→ Your objective: Reproduce each line from the records that holds "БИБЛИОГРАФИЯ".

☆ ☆ ☆

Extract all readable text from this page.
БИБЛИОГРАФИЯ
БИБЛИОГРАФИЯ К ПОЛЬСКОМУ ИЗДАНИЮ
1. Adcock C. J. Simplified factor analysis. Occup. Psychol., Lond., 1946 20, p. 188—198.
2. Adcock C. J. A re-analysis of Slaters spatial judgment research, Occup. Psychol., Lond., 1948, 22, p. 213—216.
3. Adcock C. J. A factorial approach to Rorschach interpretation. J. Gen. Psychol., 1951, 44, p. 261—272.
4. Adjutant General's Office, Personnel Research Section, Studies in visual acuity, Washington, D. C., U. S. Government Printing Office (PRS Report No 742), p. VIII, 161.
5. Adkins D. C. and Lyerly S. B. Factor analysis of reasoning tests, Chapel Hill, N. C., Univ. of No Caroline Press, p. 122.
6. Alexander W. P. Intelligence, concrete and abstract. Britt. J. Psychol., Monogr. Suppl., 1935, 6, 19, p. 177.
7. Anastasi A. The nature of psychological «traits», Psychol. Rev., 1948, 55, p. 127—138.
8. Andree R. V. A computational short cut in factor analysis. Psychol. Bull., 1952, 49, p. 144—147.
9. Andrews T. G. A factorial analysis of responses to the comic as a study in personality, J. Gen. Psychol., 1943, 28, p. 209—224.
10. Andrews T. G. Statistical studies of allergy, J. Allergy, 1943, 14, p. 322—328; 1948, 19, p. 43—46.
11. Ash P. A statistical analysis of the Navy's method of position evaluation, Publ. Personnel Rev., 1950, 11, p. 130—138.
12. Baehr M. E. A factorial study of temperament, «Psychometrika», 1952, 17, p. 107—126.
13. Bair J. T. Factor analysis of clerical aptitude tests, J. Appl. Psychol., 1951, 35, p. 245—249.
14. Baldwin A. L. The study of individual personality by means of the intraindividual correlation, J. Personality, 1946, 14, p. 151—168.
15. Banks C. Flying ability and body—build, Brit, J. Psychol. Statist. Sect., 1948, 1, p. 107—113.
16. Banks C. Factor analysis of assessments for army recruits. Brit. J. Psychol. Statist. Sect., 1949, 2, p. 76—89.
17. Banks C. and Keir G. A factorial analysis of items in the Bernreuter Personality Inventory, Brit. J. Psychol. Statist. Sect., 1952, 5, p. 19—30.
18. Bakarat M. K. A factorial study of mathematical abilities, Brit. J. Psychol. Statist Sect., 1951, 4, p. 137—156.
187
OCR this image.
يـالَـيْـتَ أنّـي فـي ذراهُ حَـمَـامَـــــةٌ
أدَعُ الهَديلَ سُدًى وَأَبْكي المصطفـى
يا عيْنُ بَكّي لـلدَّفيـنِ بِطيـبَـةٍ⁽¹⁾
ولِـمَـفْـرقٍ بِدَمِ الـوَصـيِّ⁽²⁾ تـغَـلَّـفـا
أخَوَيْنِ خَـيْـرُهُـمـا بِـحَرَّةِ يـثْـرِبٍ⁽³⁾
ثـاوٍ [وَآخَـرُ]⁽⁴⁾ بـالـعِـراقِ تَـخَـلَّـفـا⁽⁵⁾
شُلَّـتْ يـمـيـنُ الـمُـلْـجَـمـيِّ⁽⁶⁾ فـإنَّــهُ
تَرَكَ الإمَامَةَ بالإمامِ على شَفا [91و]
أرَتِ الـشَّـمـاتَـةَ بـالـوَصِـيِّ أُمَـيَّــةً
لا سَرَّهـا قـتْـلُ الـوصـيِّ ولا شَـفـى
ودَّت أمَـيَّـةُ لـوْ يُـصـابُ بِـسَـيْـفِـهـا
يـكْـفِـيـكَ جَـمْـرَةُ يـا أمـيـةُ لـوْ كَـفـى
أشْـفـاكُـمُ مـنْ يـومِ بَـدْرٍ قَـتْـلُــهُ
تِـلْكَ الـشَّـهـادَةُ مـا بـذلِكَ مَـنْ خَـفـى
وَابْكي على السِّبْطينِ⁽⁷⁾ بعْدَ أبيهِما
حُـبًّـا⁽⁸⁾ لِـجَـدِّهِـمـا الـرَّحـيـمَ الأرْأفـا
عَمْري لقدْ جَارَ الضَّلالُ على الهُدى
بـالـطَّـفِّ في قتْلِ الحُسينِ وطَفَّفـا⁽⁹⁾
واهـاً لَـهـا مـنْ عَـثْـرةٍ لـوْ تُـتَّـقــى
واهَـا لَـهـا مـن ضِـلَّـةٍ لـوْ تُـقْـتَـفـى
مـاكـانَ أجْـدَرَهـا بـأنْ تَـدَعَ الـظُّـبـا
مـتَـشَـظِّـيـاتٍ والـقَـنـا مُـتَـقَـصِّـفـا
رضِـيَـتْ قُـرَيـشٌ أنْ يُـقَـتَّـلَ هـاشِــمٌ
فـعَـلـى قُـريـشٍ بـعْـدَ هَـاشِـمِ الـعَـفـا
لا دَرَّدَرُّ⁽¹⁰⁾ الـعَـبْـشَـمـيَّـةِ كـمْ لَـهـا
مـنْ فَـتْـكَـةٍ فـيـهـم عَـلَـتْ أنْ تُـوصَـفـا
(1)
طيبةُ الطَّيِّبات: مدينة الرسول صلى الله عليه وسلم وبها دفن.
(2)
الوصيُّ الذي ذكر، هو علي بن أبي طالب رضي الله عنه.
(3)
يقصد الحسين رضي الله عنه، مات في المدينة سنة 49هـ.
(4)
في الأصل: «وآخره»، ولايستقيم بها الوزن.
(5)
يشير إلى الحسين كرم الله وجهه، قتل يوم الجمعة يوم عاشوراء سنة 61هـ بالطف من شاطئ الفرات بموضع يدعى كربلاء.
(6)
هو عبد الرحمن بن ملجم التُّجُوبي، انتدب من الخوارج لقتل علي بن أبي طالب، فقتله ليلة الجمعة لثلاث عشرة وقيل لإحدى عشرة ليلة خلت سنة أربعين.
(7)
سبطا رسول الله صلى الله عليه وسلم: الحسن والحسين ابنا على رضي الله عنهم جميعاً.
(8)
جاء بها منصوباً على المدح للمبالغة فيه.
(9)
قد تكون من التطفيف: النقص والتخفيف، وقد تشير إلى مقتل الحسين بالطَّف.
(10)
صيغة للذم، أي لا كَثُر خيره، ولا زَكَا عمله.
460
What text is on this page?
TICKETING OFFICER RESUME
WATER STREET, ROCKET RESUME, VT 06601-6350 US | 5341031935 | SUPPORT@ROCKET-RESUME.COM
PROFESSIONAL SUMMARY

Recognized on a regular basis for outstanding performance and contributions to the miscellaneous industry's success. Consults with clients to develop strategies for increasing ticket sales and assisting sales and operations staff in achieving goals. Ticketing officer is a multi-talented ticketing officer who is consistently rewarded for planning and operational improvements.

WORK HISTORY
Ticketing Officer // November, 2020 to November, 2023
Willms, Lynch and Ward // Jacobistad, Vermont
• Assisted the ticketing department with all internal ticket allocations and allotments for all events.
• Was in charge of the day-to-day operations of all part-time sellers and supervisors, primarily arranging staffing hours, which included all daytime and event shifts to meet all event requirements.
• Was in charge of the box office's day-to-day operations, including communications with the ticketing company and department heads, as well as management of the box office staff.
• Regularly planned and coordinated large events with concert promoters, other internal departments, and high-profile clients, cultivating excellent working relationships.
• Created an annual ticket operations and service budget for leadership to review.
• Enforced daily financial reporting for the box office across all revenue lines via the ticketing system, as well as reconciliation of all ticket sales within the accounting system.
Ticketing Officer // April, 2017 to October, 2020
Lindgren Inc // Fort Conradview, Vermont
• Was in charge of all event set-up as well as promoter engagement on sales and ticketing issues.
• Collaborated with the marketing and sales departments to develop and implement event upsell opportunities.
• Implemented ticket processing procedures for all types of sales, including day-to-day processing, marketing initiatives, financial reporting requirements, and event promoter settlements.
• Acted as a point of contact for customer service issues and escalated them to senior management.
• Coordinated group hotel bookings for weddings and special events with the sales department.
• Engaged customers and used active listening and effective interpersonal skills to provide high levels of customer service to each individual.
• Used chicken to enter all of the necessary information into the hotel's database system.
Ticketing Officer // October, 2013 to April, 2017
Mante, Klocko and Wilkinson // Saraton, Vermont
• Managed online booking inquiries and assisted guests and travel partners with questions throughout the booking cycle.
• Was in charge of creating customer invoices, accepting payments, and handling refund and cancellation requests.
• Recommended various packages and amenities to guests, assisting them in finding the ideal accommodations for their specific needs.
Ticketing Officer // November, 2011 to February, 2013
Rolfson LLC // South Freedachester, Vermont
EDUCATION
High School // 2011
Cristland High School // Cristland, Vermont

☆ ☆ ☆

→ Expected answer:
БИБЛИОГРАФИЯ
БИБЛИОГРАФИЯ К ПОЛЬСКОМУ ИЗДАНИЮ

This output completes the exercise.